▶ _Task details_
Copy out the records line for line, with no changes, starting at the line that contains "paragraph-lead: ثالثاً: (628, 191, 661, 211)" and ending at the line that contains "footnote (69, 843, 683, 921)", with both of those lines included.

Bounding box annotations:
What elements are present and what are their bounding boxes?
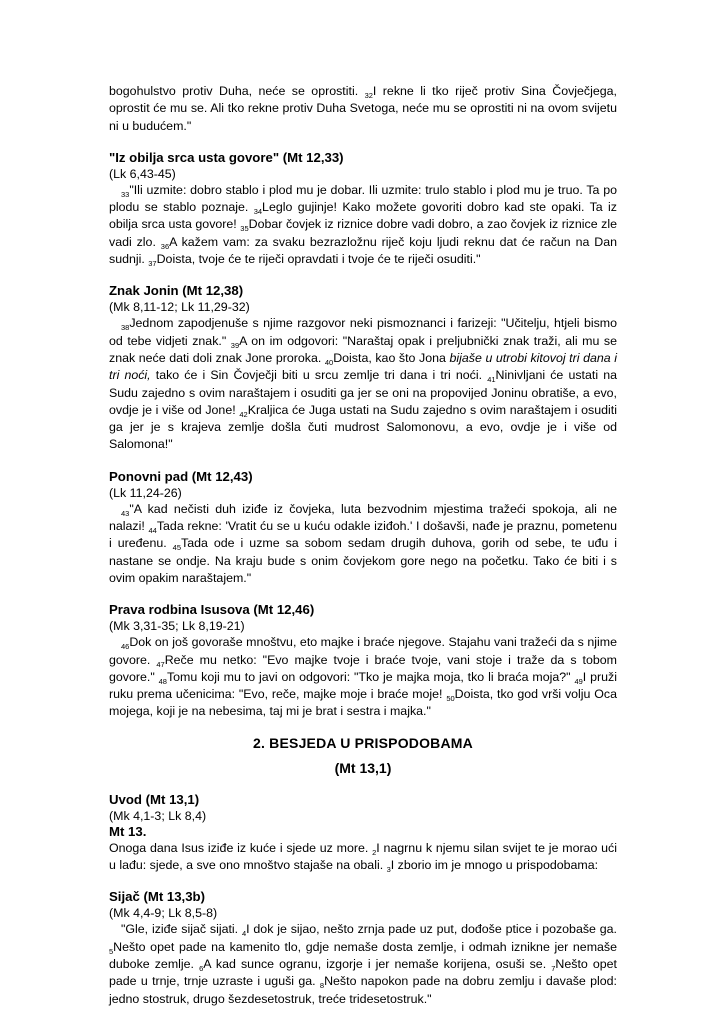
text: Nešto opet pade u trnje, trnje uzraste i uguši ga. [109, 956, 617, 989]
verse-number: 48 [158, 676, 167, 686]
text: I dok je sijao, nešto zrnja pade uz put, dođoše ptice i pozobaše ga. [246, 922, 617, 937]
verse-number: 41 [487, 375, 496, 385]
text: Tada ode i uzme sa sobom sedam drugih duhova, gorih od sebe, te uđu i nastane se ondje. Na kraju bude s onim čovjekom gore nego na početku. Tako će biti i s ovim opakim naraštajem." [109, 536, 617, 585]
verse-number: 38 [121, 323, 130, 333]
paragraph-top [109, 83, 617, 135]
section-iz-obilja [109, 149, 617, 268]
text: "Ili uzmite: dobro stablo i plod mu je dobar. Ili uzmite: trulo stablo i plod mu je truo. Ta po plodu se stablo poznaje. [109, 182, 617, 215]
verse-number: 46 [121, 642, 130, 652]
verse-number: 35 [240, 224, 249, 234]
text: Kraljica će Juga ustati na Sudu zajedno s ovim naraštajem i osuditi ga jer je s krajeva zemlje došla čuti mudrost Salomonovu, a evo, ovdje je i više od Salomona!" [109, 402, 617, 452]
text: bogohulstvo protiv Duha, neće se oprostiti. [109, 84, 365, 98]
text: I zborio im je mnogo u prispodobama: [390, 858, 599, 873]
verse-number: 5 [109, 946, 114, 956]
text: "A kad nečisti duh iziđe iz čovjeka, luta bezvodnim mjestima tražeći spokoja, ali ne nalazi! [109, 501, 617, 534]
text: Doista, tko god vrši volju Oca mojega, koji je na nebesima, taj mi je brat i sestra i majka." [109, 687, 617, 719]
chapter-title: 2. BESJEDA U PRISPODOBAMA [253, 734, 473, 751]
verse-number: 2 [372, 847, 377, 857]
verse-number: 36 [160, 241, 170, 251]
text: Doista, tvoje će te riječi opravdati i tvoje će te riječi osuditi." [156, 252, 481, 267]
text: I pruži ruku prema učenicima: "Evo, reče, majke moje i braće moje! [109, 669, 617, 702]
verse-number: 45 [172, 543, 182, 553]
section-ponovni-pad [109, 468, 617, 587]
section-znak-jonin [109, 282, 617, 453]
verse-number: 3 [386, 865, 391, 875]
verse-number: 6 [199, 963, 204, 973]
verse-number: 37 [148, 259, 157, 269]
section-text [109, 501, 617, 587]
section-heading: Uvod (Mt 13,1) [109, 791, 200, 807]
section-sijac [109, 888, 617, 1007]
section-heading: Ponovni pad (Mt 12,43) [109, 468, 253, 484]
section-uvod [109, 791, 617, 875]
verse-number: 8 [319, 981, 325, 991]
section-text [109, 634, 617, 720]
text: "Gle, iziđe sijač sijati. [121, 922, 242, 937]
section-text [109, 921, 617, 1007]
text: I rekne li tko riječ protiv Sina Čovječjega, oprostit će mu se. Ali tko rekne protiv Duha Svetoga, neće mu se oprostiti ni na ovom svijetu ni u budućem." [109, 84, 617, 133]
section-heading: Znak Jonin (Mt 12,38) [109, 283, 244, 299]
text: A on im odgovori: "Naraštaj opak i preljubnički znak traži, ali mu se znak neće dati doli znak Jone proroka. [109, 333, 617, 365]
text: Leglo gujinje! Kako možete govoriti dobro kad ste opaki. Ta iz obilja srca usta govore! [109, 200, 617, 232]
verse-number: 43 [121, 508, 130, 518]
verse-number: 32 [364, 91, 373, 100]
verse-number: 40 [324, 357, 334, 367]
chapter-marker: Mt 13. [109, 823, 147, 839]
text: tako će i Sin Čovječji biti u srcu zemlje tri dana i tri noći. [150, 368, 488, 383]
section-heading: "Iz obilja srca usta govore" (Mt 12,33) [109, 149, 344, 165]
text: Doista, kao što Jona [333, 350, 450, 365]
section-text [109, 315, 617, 453]
verse-number: 44 [148, 526, 157, 536]
verse-number: 34 [253, 207, 263, 217]
text: Dok on još govoraše mnoštvu, eto majke i braće njegove. Stajahu vani tražeći da s njime govore. [109, 635, 617, 667]
section-prava-rodbina [109, 601, 617, 720]
chapter-subtitle: (Mt 13,1) [334, 759, 392, 776]
cross-reference: (Lk 6,43-45) [109, 166, 176, 181]
text: Onoga dana Isus iziđe iz kuće i sjede uz more. [109, 840, 373, 855]
text: Nešto napokon pade na dobru zemlju i davaše plod: jedno stostruk, drugo šezdesetostruk, treće tridesetostruk." [109, 974, 617, 1006]
section-heading: Sijač (Mt 13,3b) [109, 889, 206, 905]
text: Jednom zapodjenuše s njime razgovor neki pismoznanci i farizeji: "Učitelju, htjeli bismo od tebe vidjeti znak." [109, 316, 617, 348]
text: A kad sunce ogranu, izgorje i jer nemaše korijena, osuši se. [203, 956, 552, 971]
section-text [109, 182, 617, 268]
text: Ninivljani će ustati na Sudu zajedno s ovim naraštajem i osuditi ga jer se oni na propovijed Joninu obratiše, a evo, ovdje je i više od Jone! [109, 368, 617, 417]
verse-number: 39 [230, 340, 240, 350]
text: A kažem vam: za svaku bezrazložnu riječ koju ljudi reknu dat će račun na Dan sudnji. [109, 234, 617, 267]
text: Tomu koji mu to javi on odgovori: "Tko je majka moja, tko li braća moja?" [166, 669, 575, 684]
verse-number: 42 [239, 409, 248, 419]
cross-reference: (Lk 11,24-26) [109, 485, 182, 500]
text: Dobar čovjek iz riznice dobre vadi dobro, a zao čovjek iz riznice zle vadi zlo. [109, 217, 617, 249]
italic-quote: bijaše u utrobi kitovoj tri dana i tri noći, [109, 350, 617, 383]
text: I nagrnu k njemu silan svijet te je morao ući u lađu: sjede, a sve ono mnoštvo stajaše na obali. [109, 840, 617, 873]
text: Nešto opet pade na kamenito tlo, gdje nemaše dosta zemlje, i odmah iznikne jer nemaše duboke zemlje. [109, 939, 617, 971]
section-heading: Prava rodbina Isusova (Mt 12,46) [109, 602, 315, 618]
verse-number: 7 [551, 963, 556, 973]
verse-number: 49 [574, 676, 583, 686]
verse-number: 47 [156, 659, 165, 669]
text: Tada rekne: 'Vratit ću se u kuću odakle iziđoh.' I došavši, nađe je praznu, pometenu i uređenu. [109, 519, 617, 551]
cross-reference: (Mk 4,4-9; Lk 8,5-8) [109, 906, 218, 921]
document-page [109, 83, 617, 1008]
verse-number: 50 [446, 694, 455, 704]
cross-reference: (Mk 8,11-12; Lk 11,29-32) [109, 300, 250, 315]
text: Reče mu netko: "Evo majke tvoje i braće tvoje, vani stoje i traže da s tobom govore." [109, 652, 617, 684]
verse-number: 33 [121, 189, 130, 199]
cross-reference: (Mk 3,31-35; Lk 8,19-21) [109, 619, 245, 634]
section-text [109, 840, 617, 875]
cross-reference: (Mk 4,1-3; Lk 8,4) [109, 808, 207, 823]
verse-number: 4 [241, 929, 247, 939]
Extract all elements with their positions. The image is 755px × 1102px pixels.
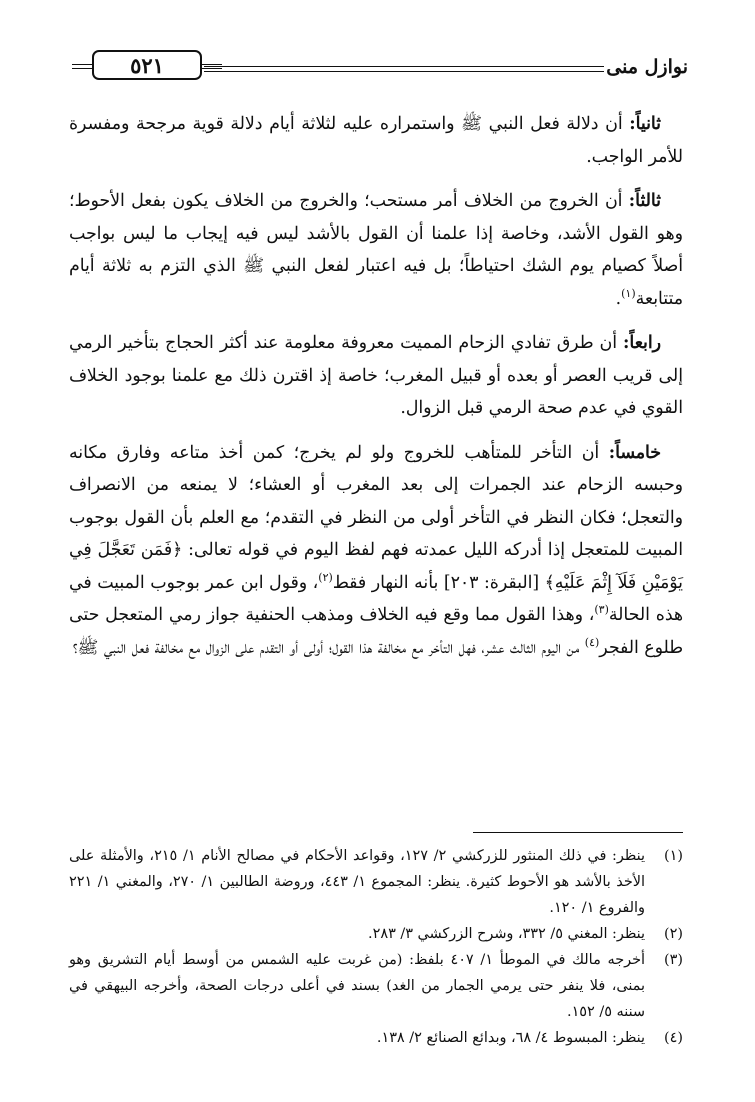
paragraph-lead: ثالثاً: (628, 191, 661, 211)
footnote-text: ينظر: في ذلك المنثور للزركشي ٢/ ١٢٧، وقواعد الأحكام في مصالح الأنام ١/ ٢١٥، والأمثلة على الأخذ بالأشد هو الأحوط كثيرة. ينظر: المجموع ١/ ٤٤٣، وروضة الطالبين ١/ ٢٧٠، والمغني ١/ ٢٢١ والفروع ١/ ١٢٠. (69, 848, 645, 916)
paragraph-third (69, 185, 683, 315)
paragraph-fourth (69, 327, 683, 425)
footnote-number: (٢) (664, 926, 683, 942)
footnote (69, 1025, 683, 1051)
main-text (69, 108, 683, 676)
footnote-text: أخرجه مالك في الموطأ ١/ ٤٠٧ بلفظ: (من غربت عليه الشمس من أوسط أيام التشريق وهو بمنى، فلا ينفر حتى يرمي الجمار من الغد) بسند في أعلى درجات الصحة، وأخرجه البيهقي في سننه ٥/ ١٥٢. (69, 952, 645, 1020)
header-rule (204, 66, 604, 72)
footnote-number: (١) (664, 848, 683, 864)
footnote-number: (٣) (664, 952, 683, 968)
paragraph-text: أن الخروج من الخلاف أمر مستحب؛ والخروج من الخلاف يكون بفعل الأحوط؛ وهو القول الأشد، وخاصة إذا علمنا أن القول بالأشد ليس فيه إيجاب ما ليس بواجب أصلاً كصيام يوم الشك احتياطاً؛ بل فيه اعتبار لفعل النبي ﷺ الذي التزم به ثلاثة أيام متتابعة (69, 191, 683, 309)
footnotes (69, 843, 683, 1051)
page-number: ٥٢١ (92, 50, 202, 80)
running-title: نوازل منى (606, 56, 688, 78)
paragraph-tail: . (615, 288, 622, 309)
footnote-text: ينظر: المغني ٥/ ٣٣٢، وشرح الزركشي ٣/ ٢٨٣. (368, 926, 645, 942)
paragraph-text: ، وقول ابن عمر بوجوب المبيت في هذه الحالة (69, 572, 684, 625)
footnote-ref[interactable]: (١) (621, 286, 636, 300)
footnote (69, 947, 683, 1025)
footnote-text: ينظر: المبسوط ٤/ ٦٨، وبدائع الصنائع ٢/ ١٣٨. (376, 1030, 645, 1046)
footnote-ref[interactable]: (٤) (584, 635, 600, 649)
paragraph-fifth (69, 437, 683, 665)
footnote-separator (473, 832, 683, 833)
paragraph-text: من اليوم الثالث عشر، فهل التأخر مع مخالفة هذا القول؛ أولى أو التقدم على الزوال مع مخالفة فعل النبي ﷺ؟ (72, 637, 585, 658)
paragraph-text: ، وهذا القول مما وقع فيه الخلاف ومذهب الحنفية جواز رمي المتعجل حتى طلوع الفجر (69, 605, 683, 658)
footnote (69, 843, 683, 921)
paragraph-text: أن دلالة فعل النبي ﷺ واستمراره عليه لثلاثة أيام دلالة قوية مرجحة ومفسرة للأمر الواجب. (69, 114, 683, 167)
footnote (69, 921, 683, 947)
page-header (70, 50, 688, 94)
paragraph-second (69, 108, 683, 173)
paragraph-text: أن التأخر للمتأهب للخروج ولو لم يخرج؛ كمن أخذ متاعه وفارق مكانه وحبسه الزحام عند الجمرات إلى بعد المغرب أو العشاء؛ لا يمنعه من الانصراف والتعجل؛ فكان النظر في التأخر أولى من النظر في التقدم؛ مع العلم بأن القول بوجوب المبيت للمتعجل إذا أدركه الليل عمدته فهم لفظ اليوم في قوله تعالى: ﴿فَمَن تَعَجَّلَ فِي يَوْمَيْنِ فَلَآ إِثْمَ عَلَيْهِ﴾ [البقرة: ٢٠٣] بأنه النهار فقط (69, 442, 683, 593)
footnote-number: (٤) (664, 1030, 683, 1046)
paragraph-lead: خامساً: (608, 442, 661, 463)
paragraph-lead: رابعاً: (623, 333, 661, 353)
footnote-ref[interactable]: (٣) (594, 603, 609, 617)
paragraph-text: أن طرق تفادي الزحام المميت معروفة معلومة عند أكثر الحجاج بتأخير الرمي إلى قريب العصر أو بعده أو قبيل المغرب؛ خاصة إذ اقترن ذلك مع علمنا بوجود الخلاف القوي في عدم صحة الرمي قبل الزوال. (69, 333, 683, 418)
paragraph-lead: ثانياً: (629, 114, 661, 134)
footnote-ref[interactable]: (٢) (318, 570, 333, 584)
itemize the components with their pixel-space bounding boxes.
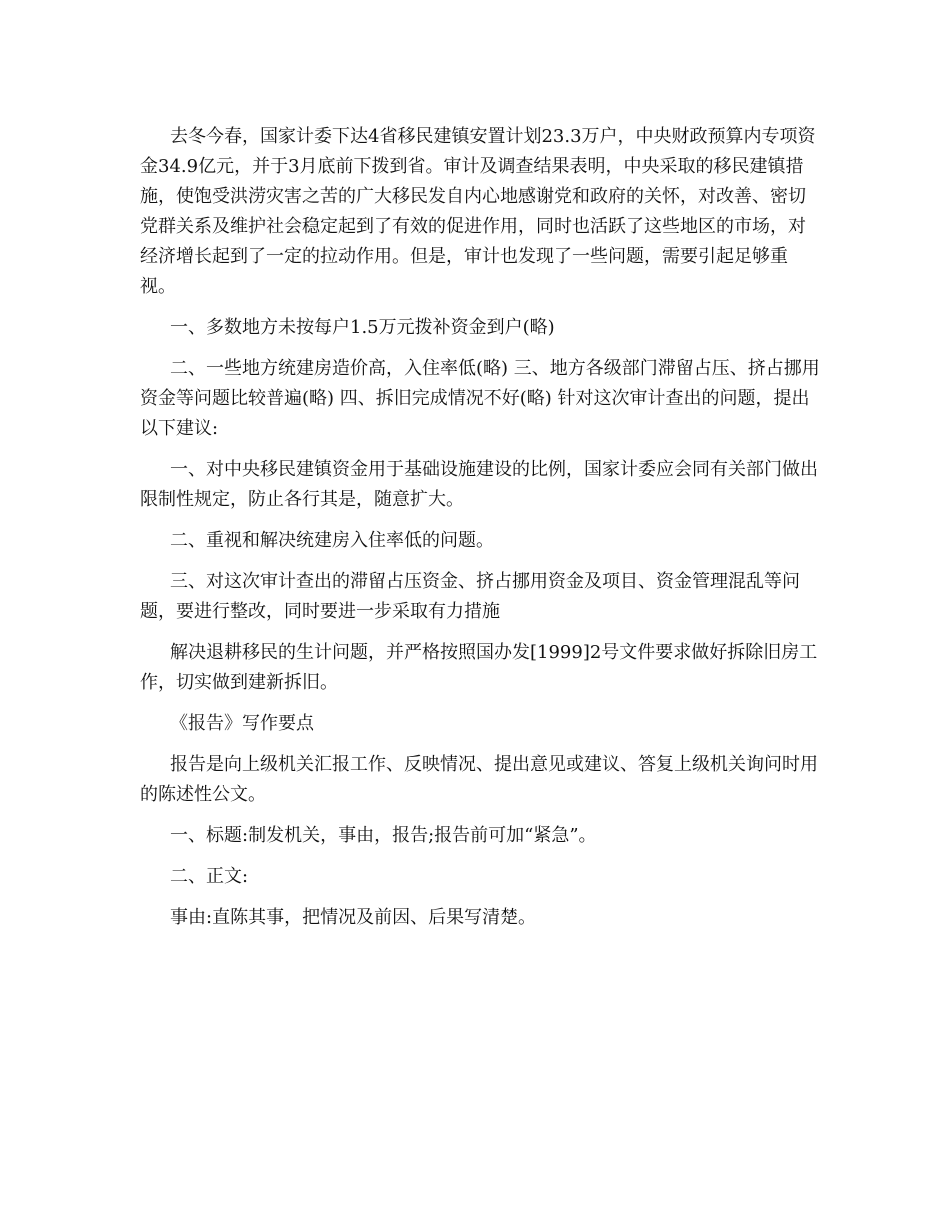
paragraph-suggestion-2: 二、重视和解决统建房入住率低的问题。 xyxy=(170,530,494,551)
paragraph-suggestion-3-cont: 解决退耕移民的生计问题，并严格按照国办发[1999]2号文件要求做好拆除旧房工作，切实做到建新拆旧。 xyxy=(140,642,818,693)
document-page xyxy=(140,0,820,944)
paragraph-body-heading: 二、正文: xyxy=(170,866,249,887)
paragraph-intro: 去冬今春，国家计委下达4省移民建镇安置计划23.3万户，中央财政预算内专项资金34.9亿元，并于3月底前下拨到省。审计及调查结果表明，中央采取的移民建镇措施，使饱受洪涝灾害之苦的广大移民发自内心地感谢党和政府的关怀，对改善、密切党群关系及维护社会稳定起到了有效的促进作用，同时也活跃了这些地区的市场，对经济增长起到了一定的拉动作用。但是，审计也发现了一些问题，需要引起足够重视。 xyxy=(140,126,816,297)
paragraph-issues-2-4: 二、一些地方统建房造价高，入住率低(略) 三、地方各级部门滞留占压、挤占挪用资金等问题比较普遍(略) 四、拆旧完成情况不好(略) 针对这次审计查出的问题，提出以下建议: xyxy=(140,358,820,439)
paragraph-definition: 报告是向上级机关汇报工作、反映情况、提出意见或建议、答复上级机关询问时用的陈述性公文。 xyxy=(140,754,818,805)
paragraph-suggestion-3: 三、对这次审计查出的滞留占压资金、挤占挪用资金及项目、资金管理混乱等问题，要进行整改，同时要进一步采取有力措施 xyxy=(140,571,800,622)
paragraph-issue-1: 一、多数地方未按每户1.5万元拨补资金到户(略) xyxy=(170,317,555,338)
paragraph-reason: 事由:直陈其事，把情况及前因、后果写清楚。 xyxy=(170,907,537,928)
paragraph-suggestion-1: 一、对中央移民建镇资金用于基础设施建设的比例，国家计委应会同有关部门做出限制性规定，防止各行其是，随意扩大。 xyxy=(140,459,818,510)
paragraph-title-rule: 一、标题:制发机关，事由，报告;报告前可加“紧急”。 xyxy=(170,825,597,846)
section-heading: 《报告》写作要点 xyxy=(170,713,314,734)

▶ _Solution for this exercise_
paragraph-lead: ثالثاً: (628, 191, 661, 211)
footnote-text: ينظر: في ذلك المنثور للزركشي ٢/ ١٢٧، وقواعد الأحكام في مصالح الأنام ١/ ٢١٥، والأمثلة على الأخذ بالأشد هو الأحوط كثيرة. ينظر: المجموع ١/ ٤٤٣، وروضة الطالبين ١/ ٢٧٠، والمغني ١/ ٢٢١ والفروع ١/ ١٢٠. (69, 848, 645, 916)
paragraph-third (69, 185, 683, 315)
paragraph-fourth (69, 327, 683, 425)
footnote-number: (٢) (664, 926, 683, 942)
footnote (69, 1025, 683, 1051)
main-text (69, 108, 683, 676)
footnote-text: أخرجه مالك في الموطأ ١/ ٤٠٧ بلفظ: (من غربت عليه الشمس من أوسط أيام التشريق وهو بمنى، فلا ينفر حتى يرمي الجمار من الغد) بسند في أعلى درجات الصحة، وأخرجه البيهقي في سننه ٥/ ١٥٢. (69, 952, 645, 1020)
header-rule (204, 66, 604, 72)
footnote-number: (١) (664, 848, 683, 864)
footnote-number: (٣) (664, 952, 683, 968)
paragraph-text: أن الخروج من الخلاف أمر مستحب؛ والخروج من الخلاف يكون بفعل الأحوط؛ وهو القول الأشد، وخاصة إذا علمنا أن القول بالأشد ليس فيه إيجاب ما ليس بواجب أصلاً كصيام يوم الشك احتياطاً؛ بل فيه اعتبار لفعل النبي ﷺ الذي التزم به ثلاثة أيام متتابعة (69, 191, 683, 309)
footnotes (69, 843, 683, 1051)
page-number: ٥٢١ (92, 50, 202, 80)
running-title: نوازل منى (606, 56, 688, 78)
paragraph-tail: . (615, 288, 622, 309)
footnote-text: ينظر: المغني ٥/ ٣٣٢، وشرح الزركشي ٣/ ٢٨٣. (368, 926, 645, 942)
paragraph-text: ، وقول ابن عمر بوجوب المبيت في هذه الحالة (69, 572, 684, 625)
footnote-ref[interactable]: (١) (621, 286, 636, 300)
footnote (69, 947, 683, 1025)
footnote-text: ينظر: المبسوط ٤/ ٦٨، وبدائع الصنائع ٢/ ١٣٨. (376, 1030, 645, 1046)
footnote-ref[interactable]: (٤) (584, 635, 600, 649)
paragraph-fifth (69, 437, 683, 665)
footnote-separator (473, 832, 683, 833)
paragraph-text: من اليوم الثالث عشر، فهل التأخر مع مخالفة هذا القول؛ أولى أو التقدم على الزوال مع مخالفة فعل النبي ﷺ؟ (72, 637, 585, 658)
paragraph-text: ، وهذا القول مما وقع فيه الخلاف ومذهب الحنفية جواز رمي المتعجل حتى طلوع الفجر (69, 605, 683, 658)
footnote (69, 843, 683, 921)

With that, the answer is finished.